Dataset excerpts>
══════════════════════════════

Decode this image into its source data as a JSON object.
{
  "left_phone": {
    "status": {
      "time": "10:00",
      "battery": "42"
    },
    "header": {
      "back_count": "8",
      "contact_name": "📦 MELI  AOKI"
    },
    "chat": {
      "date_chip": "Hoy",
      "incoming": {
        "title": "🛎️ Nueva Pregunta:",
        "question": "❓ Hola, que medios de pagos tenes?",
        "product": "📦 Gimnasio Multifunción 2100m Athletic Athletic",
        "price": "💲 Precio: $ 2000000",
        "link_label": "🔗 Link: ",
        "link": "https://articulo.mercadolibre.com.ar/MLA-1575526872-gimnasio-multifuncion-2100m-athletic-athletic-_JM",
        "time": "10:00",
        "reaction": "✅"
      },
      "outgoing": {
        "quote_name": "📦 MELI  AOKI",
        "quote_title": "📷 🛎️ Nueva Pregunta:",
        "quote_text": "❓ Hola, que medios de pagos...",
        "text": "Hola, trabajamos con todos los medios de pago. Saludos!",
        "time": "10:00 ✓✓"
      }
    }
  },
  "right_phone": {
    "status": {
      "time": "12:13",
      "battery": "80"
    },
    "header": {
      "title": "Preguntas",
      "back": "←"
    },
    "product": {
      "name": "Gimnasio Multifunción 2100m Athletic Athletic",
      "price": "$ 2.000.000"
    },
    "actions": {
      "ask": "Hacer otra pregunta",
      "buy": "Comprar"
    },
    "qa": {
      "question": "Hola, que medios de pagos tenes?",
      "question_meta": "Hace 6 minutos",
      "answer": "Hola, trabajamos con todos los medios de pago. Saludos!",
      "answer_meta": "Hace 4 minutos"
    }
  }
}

══════════════════════════════

Directive> Please set down all the data word for word.

Final result>
Decode this image into its source data as a JSON object.
{
  "left_phone": {
    "status": {
      "time": "10:00",
      "battery": "42"
    },
    "header": {
      "back_count": "8",
      "contact_name": "📦 MELI  AOKI"
    },
    "chat": {
      "date_chip": "Hoy",
      "incoming": {
        "title": "🛎️ Nueva Pregunta:",
        "question": "❓ Hola, que medios de pagos tenes?",
        "product": "📦 Gimnasio Multifunción 2100m Athletic Athletic",
        "price": "💲 Precio: $ 2000000",
        "link_label": "🔗 Link: ",
        "link": "https://articulo.mercadolibre.com.ar/MLA-1575526872-gimnasio-multifuncion-2100m-athletic-athletic-_JM",
        "time": "10:00",
        "reaction": "✅"
      },
      "outgoing": {
        "quote_name": "📦 MELI  AOKI",
        "quote_title": "📷 🛎️ Nueva Pregunta:",
        "quote_text": "❓ Hola, que medios de pagos...",
        "text": "Hola, trabajamos con todos los medios de pago. Saludos!",
        "time": "10:00 ✓✓"
      }
    }
  },
  "right_phone": {
    "status": {
      "time": "12:13",
      "battery": "80"
    },
    "header": {
      "title": "Preguntas",
      "back": "←"
    },
    "product": {
      "name": "Gimnasio Multifunción 2100m Athletic Athletic",
      "price": "$ 2.000.000"
    },
    "actions": {
      "ask": "Hacer otra pregunta",
      "buy": "Comprar"
    },
    "qa": {
      "question": "Hola, que medios de pagos tenes?",
      "question_meta": "Hace 6 minutos",
      "answer": "Hola, trabajamos con todos los medios de pago. Saludos!",
      "answer_meta": "Hace 4 minutos"
    }
  }
}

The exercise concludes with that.